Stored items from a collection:
======

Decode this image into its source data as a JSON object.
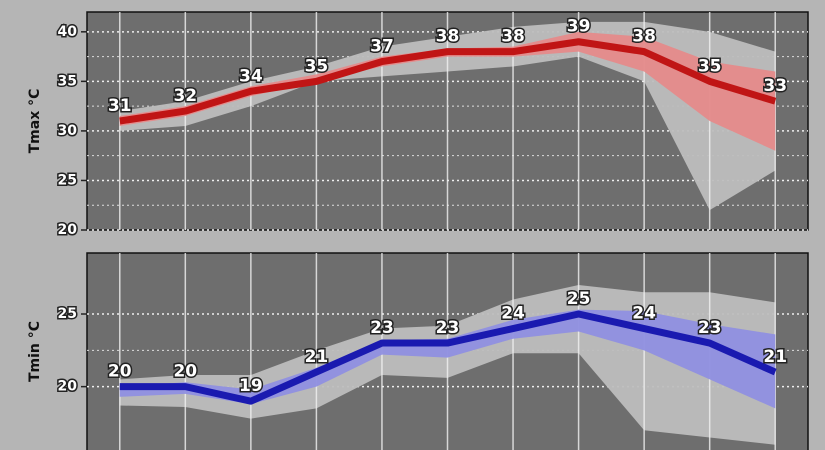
{
  "chart_data": [
    {
      "type": "line",
      "y_label": "Tmax °C",
      "categories": [
        null,
        null,
        null,
        null,
        null,
        null,
        null,
        null,
        null,
        null,
        null
      ],
      "ylim": [
        20,
        42
      ],
      "yticks": [
        20,
        25,
        30,
        35,
        40
      ],
      "grid": true,
      "values": [
        31,
        32,
        34,
        35,
        37,
        38,
        38,
        39,
        38,
        35,
        33
      ],
      "color": "#c01515",
      "band": {
        "lower": [
          30.5,
          31.5,
          33.5,
          35,
          36.5,
          37.5,
          37.5,
          38,
          36,
          31,
          28
        ],
        "upper": [
          31.5,
          32.5,
          34.5,
          35.7,
          37.5,
          38.3,
          38.5,
          40,
          39.5,
          37,
          36
        ],
        "color": "#e58a8a"
      },
      "spread": {
        "lower": [
          30,
          30.5,
          32.5,
          35,
          35.5,
          36,
          36.5,
          37.5,
          35,
          22,
          26
        ],
        "upper": [
          32,
          33,
          35,
          36.5,
          38.5,
          39.5,
          40.5,
          41,
          41,
          40,
          38
        ],
        "color": "#bdbdbd"
      }
    },
    {
      "type": "line",
      "y_label": "Tmin °C",
      "categories": [
        null,
        null,
        null,
        null,
        null,
        null,
        null,
        null,
        null,
        null,
        null
      ],
      "ylim": [
        15.5,
        29.2
      ],
      "yticks": [
        20,
        25
      ],
      "grid": true,
      "values": [
        20,
        20,
        19,
        21,
        23,
        23,
        24,
        25,
        24,
        23,
        21
      ],
      "color": "#1a1ab0",
      "band": {
        "lower": [
          19.3,
          19.5,
          18.8,
          20,
          22.2,
          22,
          23.3,
          23.8,
          22.5,
          20.5,
          18.5
        ],
        "upper": [
          20,
          20.3,
          19.8,
          21.3,
          23.2,
          23.3,
          24.6,
          25.3,
          25.2,
          24.3,
          23.6
        ],
        "color": "#8f8fe0"
      },
      "spread": {
        "lower": [
          18.7,
          18.6,
          17.8,
          18.5,
          20.8,
          20.6,
          22.3,
          22.3,
          17,
          16.5,
          16
        ],
        "upper": [
          20.5,
          20.8,
          20.8,
          22.5,
          24,
          24.2,
          26,
          27,
          26.5,
          26.5,
          25.8
        ],
        "color": "#bdbdbd"
      }
    }
  ]
}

======

DIRECTIONS
Each line of the material must be retyped exactly, except that images are omitted.

SOLUTION TO THIS EXERCISE
Decode this image into its source data as a JSON object.
{
  "chart_data": [
    {
      "type": "line",
      "y_label": "Tmax °C",
      "categories": [
        null,
        null,
        null,
        null,
        null,
        null,
        null,
        null,
        null,
        null,
        null
      ],
      "ylim": [
        20,
        42
      ],
      "yticks": [
        20,
        25,
        30,
        35,
        40
      ],
      "grid": true,
      "values": [
        31,
        32,
        34,
        35,
        37,
        38,
        38,
        39,
        38,
        35,
        33
      ],
      "color": "#c01515",
      "band": {
        "lower": [
          30.5,
          31.5,
          33.5,
          35,
          36.5,
          37.5,
          37.5,
          38,
          36,
          31,
          28
        ],
        "upper": [
          31.5,
          32.5,
          34.5,
          35.7,
          37.5,
          38.3,
          38.5,
          40,
          39.5,
          37,
          36
        ],
        "color": "#e58a8a"
      },
      "spread": {
        "lower": [
          30,
          30.5,
          32.5,
          35,
          35.5,
          36,
          36.5,
          37.5,
          35,
          22,
          26
        ],
        "upper": [
          32,
          33,
          35,
          36.5,
          38.5,
          39.5,
          40.5,
          41,
          41,
          40,
          38
        ],
        "color": "#bdbdbd"
      }
    },
    {
      "type": "line",
      "y_label": "Tmin °C",
      "categories": [
        null,
        null,
        null,
        null,
        null,
        null,
        null,
        null,
        null,
        null,
        null
      ],
      "ylim": [
        15.5,
        29.2
      ],
      "yticks": [
        20,
        25
      ],
      "grid": true,
      "values": [
        20,
        20,
        19,
        21,
        23,
        23,
        24,
        25,
        24,
        23,
        21
      ],
      "color": "#1a1ab0",
      "band": {
        "lower": [
          19.3,
          19.5,
          18.8,
          20,
          22.2,
          22,
          23.3,
          23.8,
          22.5,
          20.5,
          18.5
        ],
        "upper": [
          20,
          20.3,
          19.8,
          21.3,
          23.2,
          23.3,
          24.6,
          25.3,
          25.2,
          24.3,
          23.6
        ],
        "color": "#8f8fe0"
      },
      "spread": {
        "lower": [
          18.7,
          18.6,
          17.8,
          18.5,
          20.8,
          20.6,
          22.3,
          22.3,
          17,
          16.5,
          16
        ],
        "upper": [
          20.5,
          20.8,
          20.8,
          22.5,
          24,
          24.2,
          26,
          27,
          26.5,
          26.5,
          25.8
        ],
        "color": "#bdbdbd"
      }
    }
  ]
}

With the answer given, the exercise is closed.